→ **Short task**: Reproduce all lines of the listing below in which the word "JSON" occurs.

○ ○ ○

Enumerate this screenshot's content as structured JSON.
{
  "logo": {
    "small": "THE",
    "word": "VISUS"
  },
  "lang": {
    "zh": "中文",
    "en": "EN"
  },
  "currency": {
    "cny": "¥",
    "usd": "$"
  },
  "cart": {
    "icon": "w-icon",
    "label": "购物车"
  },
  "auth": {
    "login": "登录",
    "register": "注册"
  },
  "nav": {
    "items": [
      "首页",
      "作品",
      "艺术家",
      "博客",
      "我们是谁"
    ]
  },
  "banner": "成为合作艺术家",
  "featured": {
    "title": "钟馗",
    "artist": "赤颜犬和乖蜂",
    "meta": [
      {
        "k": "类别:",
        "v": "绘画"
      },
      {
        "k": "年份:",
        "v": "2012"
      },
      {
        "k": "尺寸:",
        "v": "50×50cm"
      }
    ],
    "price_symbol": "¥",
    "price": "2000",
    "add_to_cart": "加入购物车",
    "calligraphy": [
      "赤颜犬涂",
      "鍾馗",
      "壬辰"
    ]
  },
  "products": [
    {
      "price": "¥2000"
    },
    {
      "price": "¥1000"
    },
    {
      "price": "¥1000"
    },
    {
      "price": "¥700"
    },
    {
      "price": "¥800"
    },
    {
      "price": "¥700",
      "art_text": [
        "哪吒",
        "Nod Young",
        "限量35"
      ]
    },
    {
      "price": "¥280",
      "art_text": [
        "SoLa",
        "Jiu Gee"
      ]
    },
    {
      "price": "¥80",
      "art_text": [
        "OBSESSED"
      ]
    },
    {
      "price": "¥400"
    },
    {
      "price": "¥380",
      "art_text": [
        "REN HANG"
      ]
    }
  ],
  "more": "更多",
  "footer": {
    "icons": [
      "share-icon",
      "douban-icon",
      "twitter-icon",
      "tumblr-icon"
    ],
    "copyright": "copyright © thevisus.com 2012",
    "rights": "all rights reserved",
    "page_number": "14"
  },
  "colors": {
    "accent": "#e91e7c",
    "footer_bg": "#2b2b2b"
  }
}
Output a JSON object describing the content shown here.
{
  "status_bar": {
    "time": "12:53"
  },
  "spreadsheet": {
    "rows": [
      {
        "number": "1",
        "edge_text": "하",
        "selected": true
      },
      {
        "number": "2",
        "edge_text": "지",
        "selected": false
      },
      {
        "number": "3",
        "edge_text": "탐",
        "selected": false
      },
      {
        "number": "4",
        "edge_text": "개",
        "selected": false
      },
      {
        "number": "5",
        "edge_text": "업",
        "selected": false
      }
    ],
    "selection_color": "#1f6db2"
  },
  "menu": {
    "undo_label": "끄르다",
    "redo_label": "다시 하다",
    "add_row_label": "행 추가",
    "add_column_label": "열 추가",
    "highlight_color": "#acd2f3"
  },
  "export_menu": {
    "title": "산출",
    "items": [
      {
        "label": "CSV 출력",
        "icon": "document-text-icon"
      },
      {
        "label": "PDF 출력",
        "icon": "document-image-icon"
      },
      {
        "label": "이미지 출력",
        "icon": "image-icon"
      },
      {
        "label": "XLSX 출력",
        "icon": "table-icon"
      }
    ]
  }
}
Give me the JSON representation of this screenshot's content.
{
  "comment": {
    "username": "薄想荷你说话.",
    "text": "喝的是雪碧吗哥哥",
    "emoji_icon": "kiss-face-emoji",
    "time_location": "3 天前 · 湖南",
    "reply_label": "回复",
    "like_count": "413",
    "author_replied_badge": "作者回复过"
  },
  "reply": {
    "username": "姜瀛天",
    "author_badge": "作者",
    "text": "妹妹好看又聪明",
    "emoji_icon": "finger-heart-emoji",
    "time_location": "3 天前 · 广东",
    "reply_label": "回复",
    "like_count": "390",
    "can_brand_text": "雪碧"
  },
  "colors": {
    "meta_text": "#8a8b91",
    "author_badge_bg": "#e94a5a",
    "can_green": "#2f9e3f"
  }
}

○ ○ ○

→ **Reply**:
Enumerate this screenshot's content as structured JSON.
Output a JSON object describing the content shown here.
Give me the JSON representation of this screenshot's content.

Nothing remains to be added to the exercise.